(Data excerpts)
****

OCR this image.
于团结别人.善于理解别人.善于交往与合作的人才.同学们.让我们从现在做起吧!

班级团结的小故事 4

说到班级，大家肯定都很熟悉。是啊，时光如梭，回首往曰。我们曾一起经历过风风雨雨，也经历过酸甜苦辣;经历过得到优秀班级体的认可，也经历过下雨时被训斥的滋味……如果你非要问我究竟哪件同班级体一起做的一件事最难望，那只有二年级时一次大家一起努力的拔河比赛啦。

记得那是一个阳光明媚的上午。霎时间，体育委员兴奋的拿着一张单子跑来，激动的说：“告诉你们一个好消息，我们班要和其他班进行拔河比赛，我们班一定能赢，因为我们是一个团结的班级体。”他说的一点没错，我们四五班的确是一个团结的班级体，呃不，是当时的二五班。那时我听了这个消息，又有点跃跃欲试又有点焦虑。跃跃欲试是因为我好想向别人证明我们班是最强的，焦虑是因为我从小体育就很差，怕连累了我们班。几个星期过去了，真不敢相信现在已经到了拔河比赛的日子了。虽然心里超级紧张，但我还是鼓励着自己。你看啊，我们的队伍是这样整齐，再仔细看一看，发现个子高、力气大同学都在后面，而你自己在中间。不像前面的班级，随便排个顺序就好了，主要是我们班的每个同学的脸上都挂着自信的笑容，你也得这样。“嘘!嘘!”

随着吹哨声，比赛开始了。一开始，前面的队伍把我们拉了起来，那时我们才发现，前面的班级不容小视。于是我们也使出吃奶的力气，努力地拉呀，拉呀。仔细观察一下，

****

Write every record out again, unaltered.

_ANSWER TO THIS PROBLEM_.
OCR this image.
于团结别人.善于理解别人.善于交往与合作的人才.同学们.让我们从现在做起吧!

班级团结的小故事 4

说到班级，大家肯定都很熟悉。是啊，时光如梭，回首往曰。我们曾一起经历过风风雨雨，也经历过酸甜苦辣;经历过得到优秀班级体的认可，也经历过下雨时被训斥的滋味……如果你非要问我究竟哪件同班级体一起做的一件事最难望，那只有二年级时一次大家一起努力的拔河比赛啦。

记得那是一个阳光明媚的上午。霎时间，体育委员兴奋的拿着一张单子跑来，激动的说：“告诉你们一个好消息，我们班要和其他班进行拔河比赛，我们班一定能赢，因为我们是一个团结的班级体。”他说的一点没错，我们四五班的确是一个团结的班级体，呃不，是当时的二五班。那时我听了这个消息，又有点跃跃欲试又有点焦虑。跃跃欲试是因为我好想向别人证明我们班是最强的，焦虑是因为我从小体育就很差，怕连累了我们班。几个星期过去了，真不敢相信现在已经到了拔河比赛的日子了。虽然心里超级紧张，但我还是鼓励着自己。你看啊，我们的队伍是这样整齐，再仔细看一看，发现个子高、力气大同学都在后面，而你自己在中间。不像前面的班级，随便排个顺序就好了，主要是我们班的每个同学的脸上都挂着自信的笑容，你也得这样。“嘘!嘘!”

随着吹哨声，比赛开始了。一开始，前面的队伍把我们拉了起来，那时我们才发现，前面的班级不容小视。于是我们也使出吃奶的力气，努力地拉呀，拉呀。仔细观察一下，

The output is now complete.